> **MATERIAL**:

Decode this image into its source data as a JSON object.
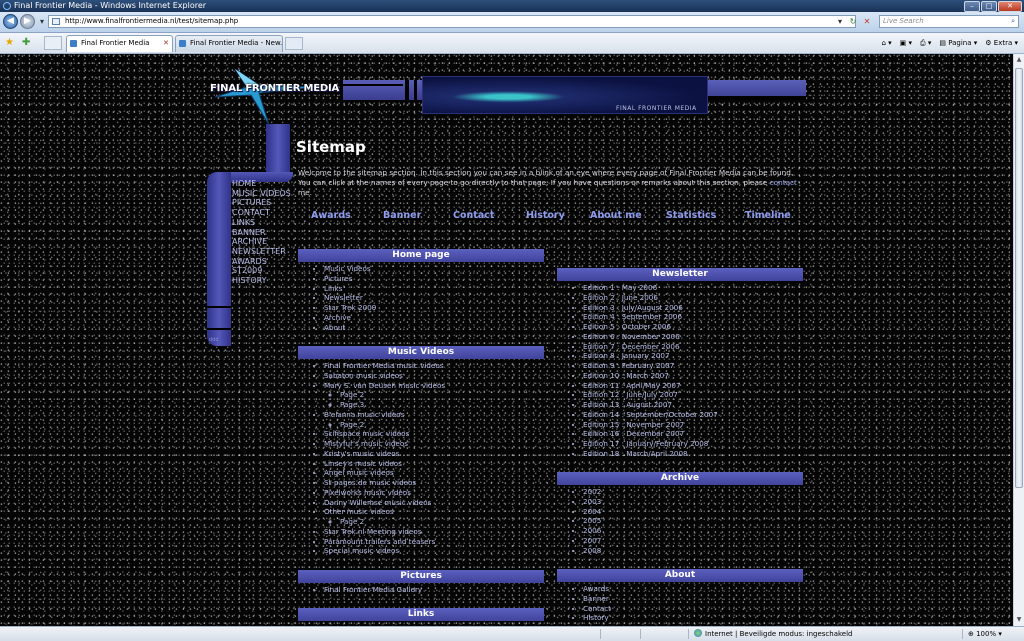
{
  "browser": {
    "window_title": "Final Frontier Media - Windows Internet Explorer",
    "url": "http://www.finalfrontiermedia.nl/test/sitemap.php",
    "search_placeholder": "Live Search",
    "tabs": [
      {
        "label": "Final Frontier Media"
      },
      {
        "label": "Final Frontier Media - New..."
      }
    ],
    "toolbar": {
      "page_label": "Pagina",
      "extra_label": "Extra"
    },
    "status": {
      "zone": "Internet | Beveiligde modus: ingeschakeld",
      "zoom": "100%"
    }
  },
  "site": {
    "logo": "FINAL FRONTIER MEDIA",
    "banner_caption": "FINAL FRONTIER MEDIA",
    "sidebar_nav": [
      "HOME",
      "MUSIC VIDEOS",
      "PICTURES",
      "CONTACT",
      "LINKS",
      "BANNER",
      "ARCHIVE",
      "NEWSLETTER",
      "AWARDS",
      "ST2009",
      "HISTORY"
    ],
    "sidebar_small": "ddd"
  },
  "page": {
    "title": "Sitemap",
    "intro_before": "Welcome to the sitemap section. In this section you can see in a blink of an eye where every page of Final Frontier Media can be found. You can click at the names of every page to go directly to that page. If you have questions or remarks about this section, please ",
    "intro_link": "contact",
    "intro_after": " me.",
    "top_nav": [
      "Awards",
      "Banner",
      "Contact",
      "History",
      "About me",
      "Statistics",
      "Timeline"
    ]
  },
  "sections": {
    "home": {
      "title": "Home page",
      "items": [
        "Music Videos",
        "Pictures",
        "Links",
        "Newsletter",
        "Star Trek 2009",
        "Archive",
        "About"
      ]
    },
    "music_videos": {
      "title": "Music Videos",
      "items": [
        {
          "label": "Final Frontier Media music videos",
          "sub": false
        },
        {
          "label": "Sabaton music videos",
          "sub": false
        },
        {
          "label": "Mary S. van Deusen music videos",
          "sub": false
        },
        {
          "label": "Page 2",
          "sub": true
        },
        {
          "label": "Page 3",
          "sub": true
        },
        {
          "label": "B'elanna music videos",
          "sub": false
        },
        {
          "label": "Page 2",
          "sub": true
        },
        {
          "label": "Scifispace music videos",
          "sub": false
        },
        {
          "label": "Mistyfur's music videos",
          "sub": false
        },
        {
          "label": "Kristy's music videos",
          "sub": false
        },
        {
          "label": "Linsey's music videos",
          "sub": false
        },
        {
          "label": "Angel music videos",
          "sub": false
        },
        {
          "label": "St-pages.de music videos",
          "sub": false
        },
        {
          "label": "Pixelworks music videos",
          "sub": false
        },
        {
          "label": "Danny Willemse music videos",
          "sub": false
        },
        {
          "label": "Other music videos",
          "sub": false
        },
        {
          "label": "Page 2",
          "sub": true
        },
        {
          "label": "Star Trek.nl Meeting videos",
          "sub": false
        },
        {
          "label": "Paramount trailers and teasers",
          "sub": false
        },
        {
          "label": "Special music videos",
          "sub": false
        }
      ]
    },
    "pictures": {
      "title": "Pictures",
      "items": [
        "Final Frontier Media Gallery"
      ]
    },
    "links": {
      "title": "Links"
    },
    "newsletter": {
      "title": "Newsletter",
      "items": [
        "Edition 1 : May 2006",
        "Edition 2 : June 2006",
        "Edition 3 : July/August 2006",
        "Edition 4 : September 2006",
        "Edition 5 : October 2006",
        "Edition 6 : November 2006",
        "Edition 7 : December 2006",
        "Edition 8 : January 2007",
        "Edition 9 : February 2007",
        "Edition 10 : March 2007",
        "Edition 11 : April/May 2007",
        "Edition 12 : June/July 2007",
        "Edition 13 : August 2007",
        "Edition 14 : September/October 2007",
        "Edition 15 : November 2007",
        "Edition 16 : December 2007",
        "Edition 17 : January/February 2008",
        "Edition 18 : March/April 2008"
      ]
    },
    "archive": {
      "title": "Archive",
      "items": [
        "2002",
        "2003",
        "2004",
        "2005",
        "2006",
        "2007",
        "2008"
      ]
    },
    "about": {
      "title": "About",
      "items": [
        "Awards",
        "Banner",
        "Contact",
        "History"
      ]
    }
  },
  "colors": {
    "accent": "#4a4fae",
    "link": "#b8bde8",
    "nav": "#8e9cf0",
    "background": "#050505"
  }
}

--

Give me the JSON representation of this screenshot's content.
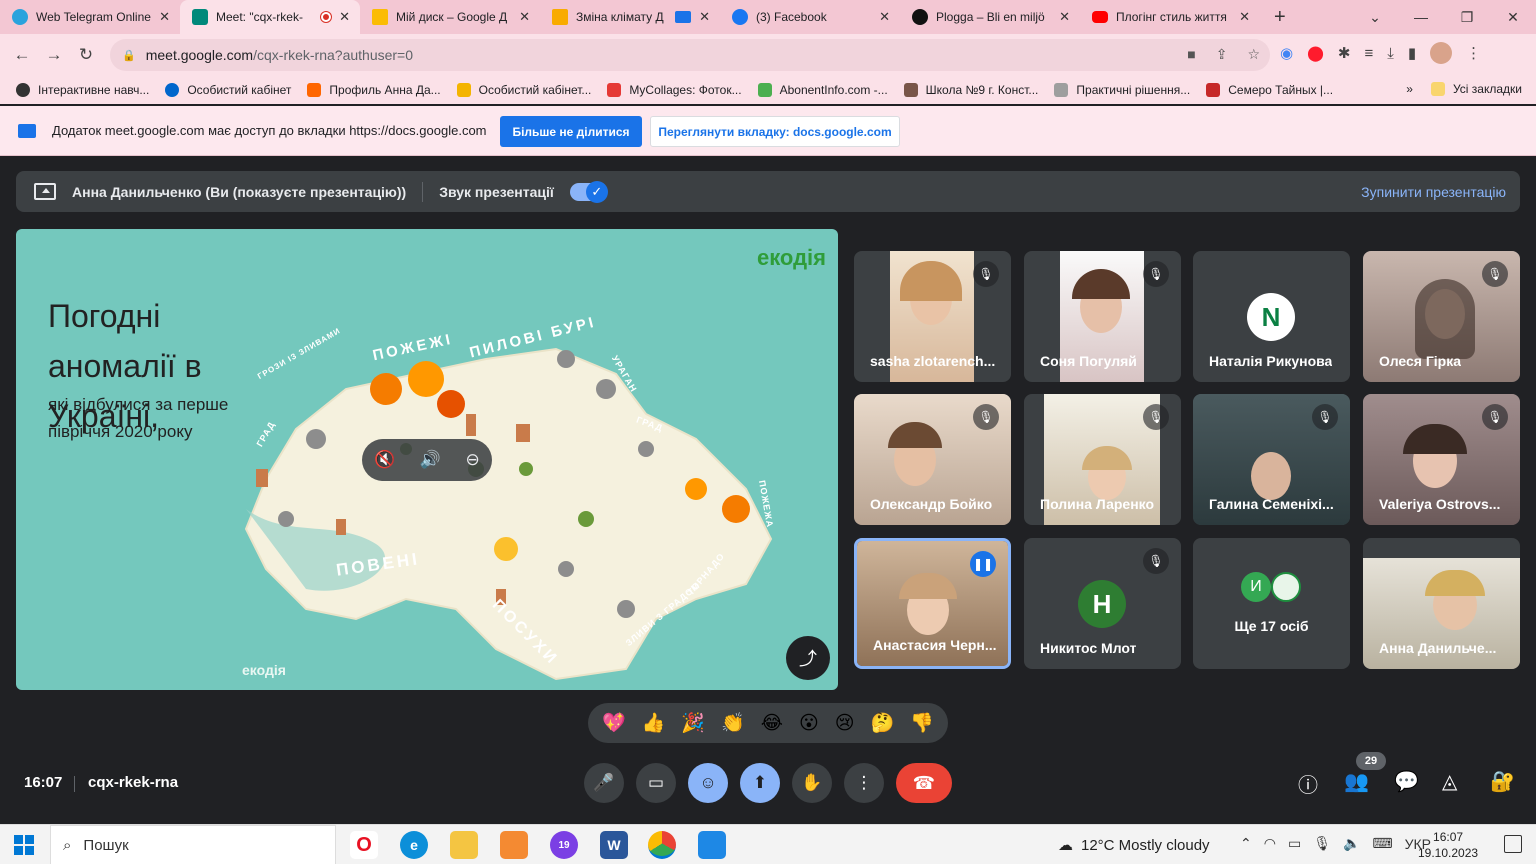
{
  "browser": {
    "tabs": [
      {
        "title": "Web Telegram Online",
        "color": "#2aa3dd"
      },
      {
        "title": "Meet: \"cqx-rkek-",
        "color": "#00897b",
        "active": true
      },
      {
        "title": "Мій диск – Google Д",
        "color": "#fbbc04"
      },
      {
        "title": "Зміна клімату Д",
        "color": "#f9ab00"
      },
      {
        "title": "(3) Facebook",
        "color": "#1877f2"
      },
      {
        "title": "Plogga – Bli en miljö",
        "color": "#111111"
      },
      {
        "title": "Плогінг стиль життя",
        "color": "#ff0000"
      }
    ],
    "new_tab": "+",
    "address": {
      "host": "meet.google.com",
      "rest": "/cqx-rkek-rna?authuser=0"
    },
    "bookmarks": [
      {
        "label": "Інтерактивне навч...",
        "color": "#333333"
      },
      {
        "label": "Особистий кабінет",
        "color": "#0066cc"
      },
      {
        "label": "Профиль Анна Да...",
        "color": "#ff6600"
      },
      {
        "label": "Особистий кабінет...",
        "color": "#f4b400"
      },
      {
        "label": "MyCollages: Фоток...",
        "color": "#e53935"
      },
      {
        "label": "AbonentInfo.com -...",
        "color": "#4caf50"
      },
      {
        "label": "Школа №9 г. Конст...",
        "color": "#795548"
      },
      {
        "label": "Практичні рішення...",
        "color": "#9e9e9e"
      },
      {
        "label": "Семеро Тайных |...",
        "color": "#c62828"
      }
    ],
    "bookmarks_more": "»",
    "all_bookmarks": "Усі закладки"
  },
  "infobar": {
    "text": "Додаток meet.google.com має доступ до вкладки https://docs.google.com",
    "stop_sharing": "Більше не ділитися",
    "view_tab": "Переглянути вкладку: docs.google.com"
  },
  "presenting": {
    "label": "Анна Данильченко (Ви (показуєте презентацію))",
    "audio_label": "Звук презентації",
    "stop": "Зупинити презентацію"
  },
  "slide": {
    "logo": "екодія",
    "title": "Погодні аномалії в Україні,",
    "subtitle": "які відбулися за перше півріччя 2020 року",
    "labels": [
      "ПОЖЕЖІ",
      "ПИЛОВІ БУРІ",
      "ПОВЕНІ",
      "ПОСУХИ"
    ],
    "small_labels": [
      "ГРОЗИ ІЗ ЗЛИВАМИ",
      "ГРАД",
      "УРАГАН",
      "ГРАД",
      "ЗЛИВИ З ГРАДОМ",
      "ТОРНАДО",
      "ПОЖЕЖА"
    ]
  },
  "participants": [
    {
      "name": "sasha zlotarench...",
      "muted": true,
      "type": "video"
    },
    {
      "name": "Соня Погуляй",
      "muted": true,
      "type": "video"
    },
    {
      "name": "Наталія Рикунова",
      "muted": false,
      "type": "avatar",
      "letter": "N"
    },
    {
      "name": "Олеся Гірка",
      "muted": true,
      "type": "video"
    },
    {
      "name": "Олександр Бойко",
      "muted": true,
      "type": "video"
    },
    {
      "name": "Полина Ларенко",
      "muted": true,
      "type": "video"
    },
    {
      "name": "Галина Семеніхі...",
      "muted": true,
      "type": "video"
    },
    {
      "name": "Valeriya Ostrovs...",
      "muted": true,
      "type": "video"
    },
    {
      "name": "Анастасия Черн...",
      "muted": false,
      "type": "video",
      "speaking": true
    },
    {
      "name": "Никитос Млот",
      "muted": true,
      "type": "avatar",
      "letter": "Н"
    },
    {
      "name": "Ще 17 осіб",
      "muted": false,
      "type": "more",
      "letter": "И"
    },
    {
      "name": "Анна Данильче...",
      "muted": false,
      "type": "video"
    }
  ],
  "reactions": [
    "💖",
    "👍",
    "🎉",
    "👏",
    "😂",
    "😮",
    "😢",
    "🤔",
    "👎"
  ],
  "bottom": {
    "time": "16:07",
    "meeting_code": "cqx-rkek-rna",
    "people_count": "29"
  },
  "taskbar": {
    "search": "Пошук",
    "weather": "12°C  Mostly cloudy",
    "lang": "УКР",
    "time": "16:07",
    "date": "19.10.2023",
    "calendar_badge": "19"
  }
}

> **AIM OF THE TASK**:
Find every line in the records above that contains the word "Internet", and copy each one.

> **EXPECTED OUTPUT**:
    "window_title": "Final Frontier Media - Windows Internet Explorer",
      "zone": "Internet | Beveiligde modus: ingeschakeld",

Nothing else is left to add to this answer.